Given exercise: Write out all the entries word for word and omit any pictures.

Entries provided:
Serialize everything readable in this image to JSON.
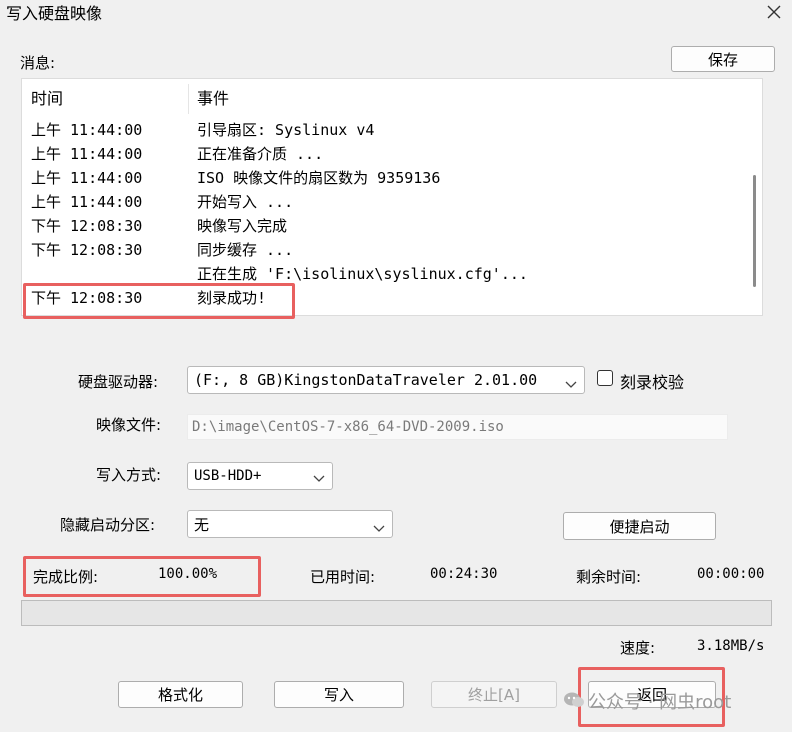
{
  "window": {
    "title": "写入硬盘映像",
    "close_icon": "close-icon"
  },
  "messages": {
    "label": "消息:",
    "save_button": "保存",
    "columns": {
      "time": "时间",
      "event": "事件"
    },
    "rows": [
      {
        "time": "上午 11:44:00",
        "event": "引导扇区: Syslinux v4"
      },
      {
        "time": "上午 11:44:00",
        "event": "正在准备介质 ..."
      },
      {
        "time": "上午 11:44:00",
        "event": "ISO 映像文件的扇区数为 9359136"
      },
      {
        "time": "上午 11:44:00",
        "event": "开始写入 ..."
      },
      {
        "time": "下午 12:08:30",
        "event": "映像写入完成"
      },
      {
        "time": "下午 12:08:30",
        "event": "同步缓存 ..."
      },
      {
        "time": "",
        "event": "正在生成 'F:\\isolinux\\syslinux.cfg'..."
      },
      {
        "time": "下午 12:08:30",
        "event": "刻录成功!"
      }
    ]
  },
  "settings": {
    "drive_label": "硬盘驱动器:",
    "drive_value": "(F:, 8 GB)KingstonDataTraveler 2.01.00",
    "verify_label": "刻录校验",
    "image_label": "映像文件:",
    "image_value": "D:\\image\\CentOS-7-x86_64-DVD-2009.iso",
    "write_mode_label": "写入方式:",
    "write_mode_value": "USB-HDD+",
    "hidden_partition_label": "隐藏启动分区:",
    "hidden_partition_value": "无",
    "quick_boot_button": "便捷启动"
  },
  "status": {
    "percent_label": "完成比例:",
    "percent_value": "100.00%",
    "elapsed_label": "已用时间:",
    "elapsed_value": "00:24:30",
    "remaining_label": "剩余时间:",
    "remaining_value": "00:00:00",
    "progress_fraction": 1.0,
    "speed_label": "速度:",
    "speed_value": "3.18MB/s"
  },
  "buttons": {
    "format": "格式化",
    "write": "写入",
    "stop": "终止[A]",
    "back": "返回"
  },
  "watermark": {
    "text": "公众号 · 网虫root"
  },
  "colors": {
    "highlight": "#e8605f",
    "window_bg": "#f0f0f0"
  }
}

Solution for this problem:
Serialize everything readable in this image to JSON.
{
  "window": {
    "title": "写入硬盘映像",
    "close_icon": "close-icon"
  },
  "messages": {
    "label": "消息:",
    "save_button": "保存",
    "columns": {
      "time": "时间",
      "event": "事件"
    },
    "rows": [
      {
        "time": "上午 11:44:00",
        "event": "引导扇区: Syslinux v4"
      },
      {
        "time": "上午 11:44:00",
        "event": "正在准备介质 ..."
      },
      {
        "time": "上午 11:44:00",
        "event": "ISO 映像文件的扇区数为 9359136"
      },
      {
        "time": "上午 11:44:00",
        "event": "开始写入 ..."
      },
      {
        "time": "下午 12:08:30",
        "event": "映像写入完成"
      },
      {
        "time": "下午 12:08:30",
        "event": "同步缓存 ..."
      },
      {
        "time": "",
        "event": "正在生成 'F:\\isolinux\\syslinux.cfg'..."
      },
      {
        "time": "下午 12:08:30",
        "event": "刻录成功!"
      }
    ]
  },
  "settings": {
    "drive_label": "硬盘驱动器:",
    "drive_value": "(F:, 8 GB)KingstonDataTraveler 2.01.00",
    "verify_label": "刻录校验",
    "image_label": "映像文件:",
    "image_value": "D:\\image\\CentOS-7-x86_64-DVD-2009.iso",
    "write_mode_label": "写入方式:",
    "write_mode_value": "USB-HDD+",
    "hidden_partition_label": "隐藏启动分区:",
    "hidden_partition_value": "无",
    "quick_boot_button": "便捷启动"
  },
  "status": {
    "percent_label": "完成比例:",
    "percent_value": "100.00%",
    "elapsed_label": "已用时间:",
    "elapsed_value": "00:24:30",
    "remaining_label": "剩余时间:",
    "remaining_value": "00:00:00",
    "progress_fraction": 1.0,
    "speed_label": "速度:",
    "speed_value": "3.18MB/s"
  },
  "buttons": {
    "format": "格式化",
    "write": "写入",
    "stop": "终止[A]",
    "back": "返回"
  },
  "watermark": {
    "text": "公众号 · 网虫root"
  },
  "colors": {
    "highlight": "#e8605f",
    "window_bg": "#f0f0f0"
  }
}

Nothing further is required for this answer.